Goal:
Pull every line of the entries that has the word "content".

--- start of Provided records ---

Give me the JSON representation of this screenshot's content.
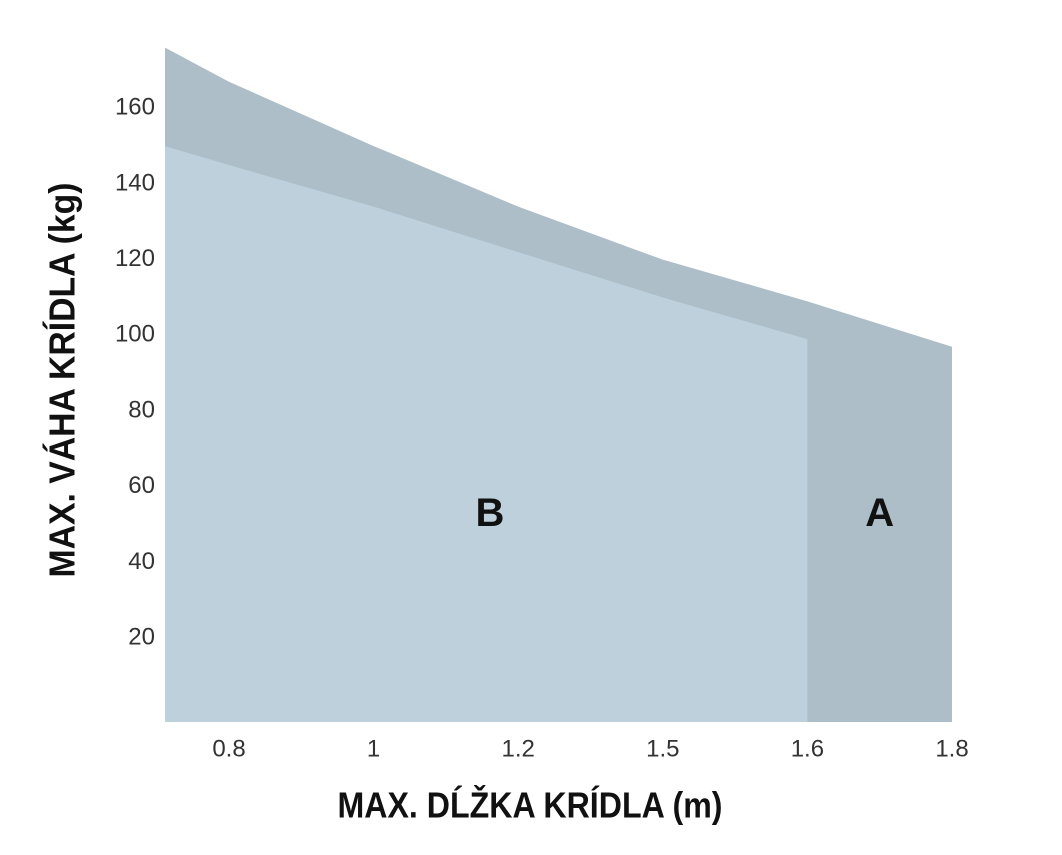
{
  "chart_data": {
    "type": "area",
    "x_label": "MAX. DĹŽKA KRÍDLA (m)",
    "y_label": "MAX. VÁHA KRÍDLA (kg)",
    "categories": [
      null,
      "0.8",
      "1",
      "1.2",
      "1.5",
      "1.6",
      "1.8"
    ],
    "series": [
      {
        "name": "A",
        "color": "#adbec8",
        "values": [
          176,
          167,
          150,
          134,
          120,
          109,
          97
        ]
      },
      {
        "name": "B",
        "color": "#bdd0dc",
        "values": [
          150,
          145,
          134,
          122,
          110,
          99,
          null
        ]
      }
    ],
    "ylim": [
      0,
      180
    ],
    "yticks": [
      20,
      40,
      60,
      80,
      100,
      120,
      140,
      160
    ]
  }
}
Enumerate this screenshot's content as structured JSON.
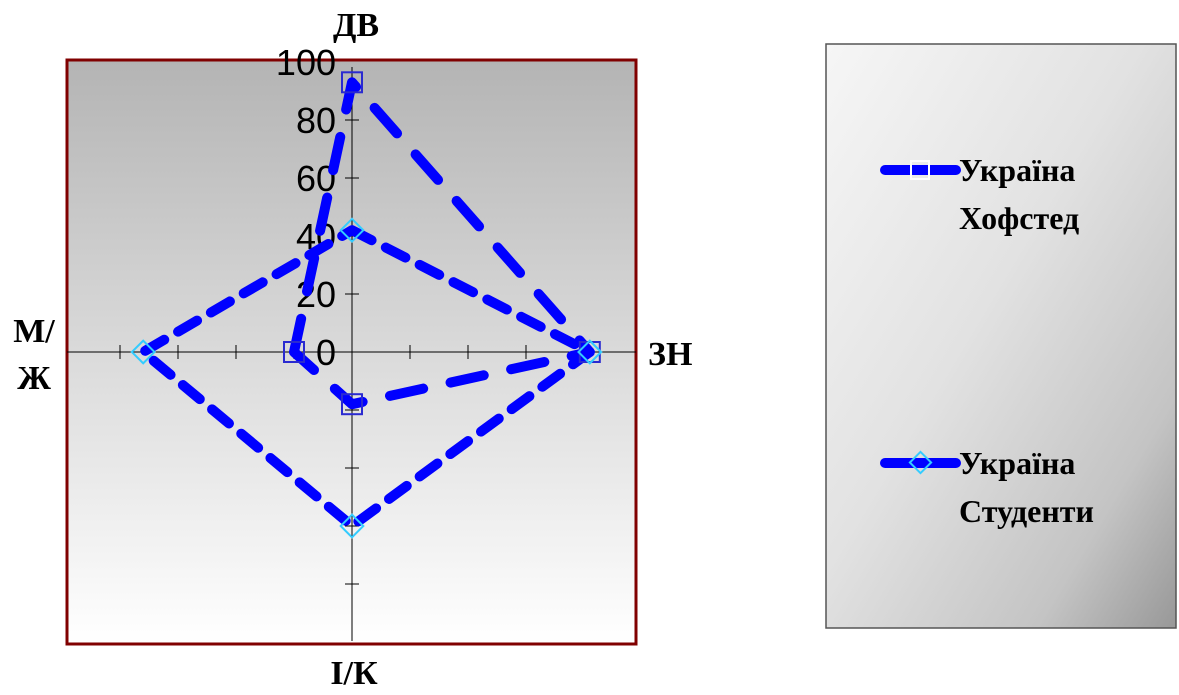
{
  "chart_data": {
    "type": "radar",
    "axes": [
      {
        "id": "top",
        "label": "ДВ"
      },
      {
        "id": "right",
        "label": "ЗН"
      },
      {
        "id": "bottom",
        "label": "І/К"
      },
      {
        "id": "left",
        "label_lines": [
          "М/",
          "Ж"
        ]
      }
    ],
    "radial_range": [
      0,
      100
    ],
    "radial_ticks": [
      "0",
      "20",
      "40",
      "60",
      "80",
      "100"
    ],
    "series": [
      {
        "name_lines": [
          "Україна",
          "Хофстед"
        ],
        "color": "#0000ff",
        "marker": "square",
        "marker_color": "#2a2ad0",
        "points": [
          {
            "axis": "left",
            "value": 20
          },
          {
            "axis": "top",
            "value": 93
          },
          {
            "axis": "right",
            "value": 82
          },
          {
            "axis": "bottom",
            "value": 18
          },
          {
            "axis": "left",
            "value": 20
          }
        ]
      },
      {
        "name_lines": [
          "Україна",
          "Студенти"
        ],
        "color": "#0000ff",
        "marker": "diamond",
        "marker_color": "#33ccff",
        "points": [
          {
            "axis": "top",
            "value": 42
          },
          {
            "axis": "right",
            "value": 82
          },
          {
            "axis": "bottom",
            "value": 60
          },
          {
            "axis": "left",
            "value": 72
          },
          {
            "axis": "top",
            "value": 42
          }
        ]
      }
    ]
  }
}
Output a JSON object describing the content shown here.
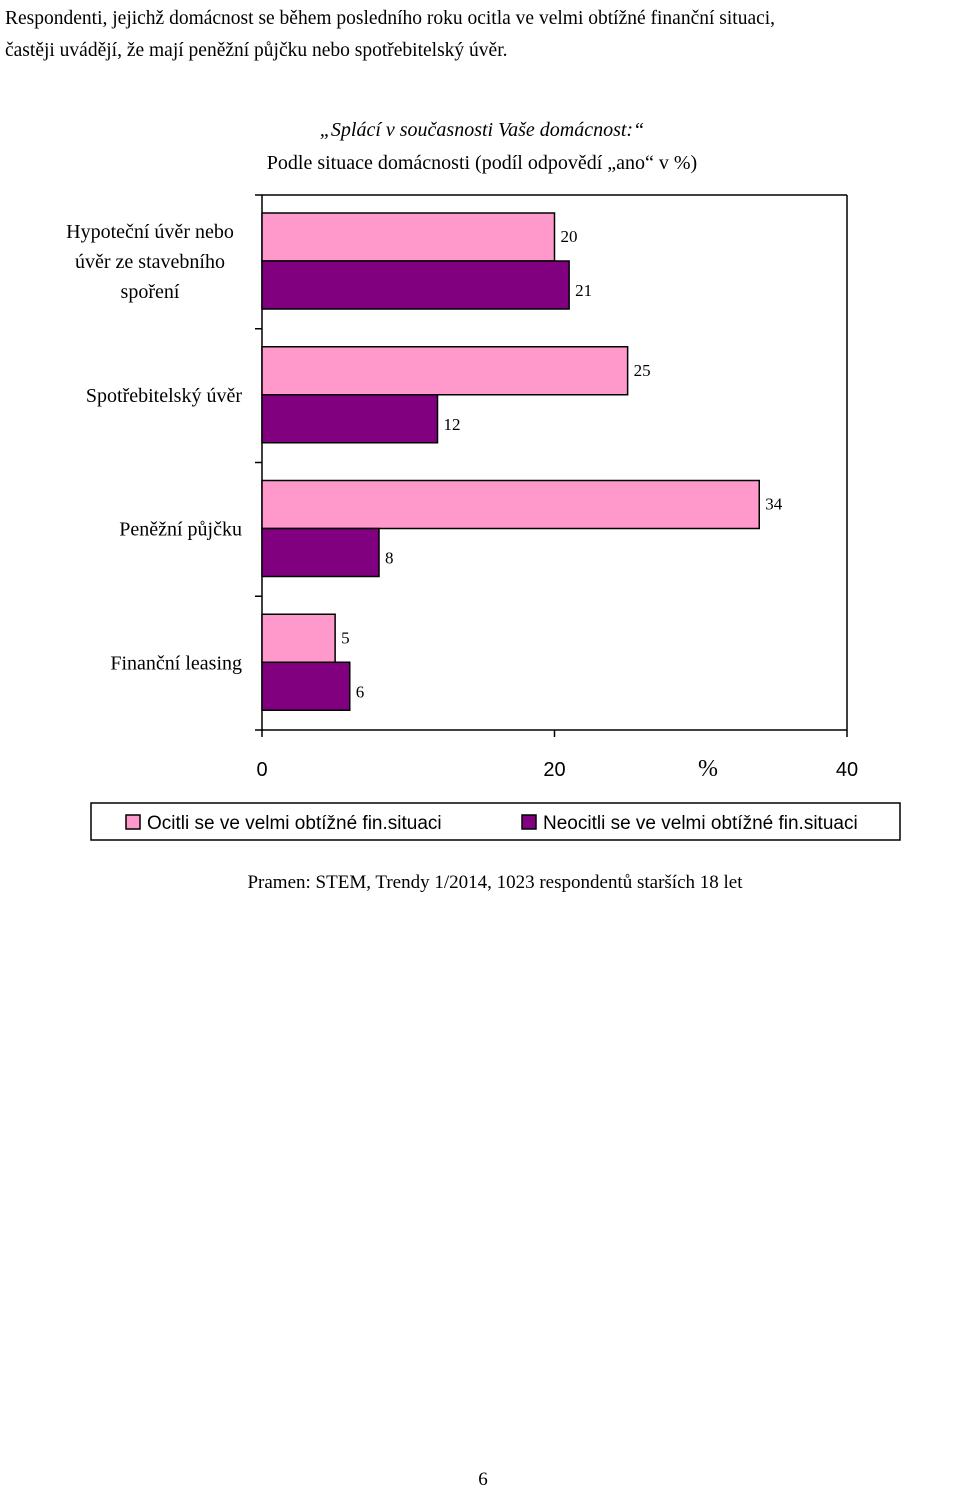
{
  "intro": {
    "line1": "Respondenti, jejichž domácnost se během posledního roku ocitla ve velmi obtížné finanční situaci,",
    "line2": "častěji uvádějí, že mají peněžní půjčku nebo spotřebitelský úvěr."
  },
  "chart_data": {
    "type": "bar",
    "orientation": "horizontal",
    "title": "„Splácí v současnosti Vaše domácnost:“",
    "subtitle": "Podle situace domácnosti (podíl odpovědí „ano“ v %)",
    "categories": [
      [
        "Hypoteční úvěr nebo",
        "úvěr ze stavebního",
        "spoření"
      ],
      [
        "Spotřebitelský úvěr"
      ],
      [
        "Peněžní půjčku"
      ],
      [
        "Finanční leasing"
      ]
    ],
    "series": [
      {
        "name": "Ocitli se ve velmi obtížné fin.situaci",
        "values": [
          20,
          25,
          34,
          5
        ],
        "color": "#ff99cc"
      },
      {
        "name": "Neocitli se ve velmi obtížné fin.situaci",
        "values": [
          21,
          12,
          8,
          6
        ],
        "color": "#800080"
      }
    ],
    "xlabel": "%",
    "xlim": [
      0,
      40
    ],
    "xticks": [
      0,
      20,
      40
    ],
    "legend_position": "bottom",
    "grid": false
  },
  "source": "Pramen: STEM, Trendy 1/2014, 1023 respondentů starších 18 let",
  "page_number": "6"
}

--- end of Provided records ---

Solution for this problem:
Give me the JSON representation of this screenshot's content.
Enumerate this screenshot's content as structured JSON.
Output a JSON object describing the content shown here.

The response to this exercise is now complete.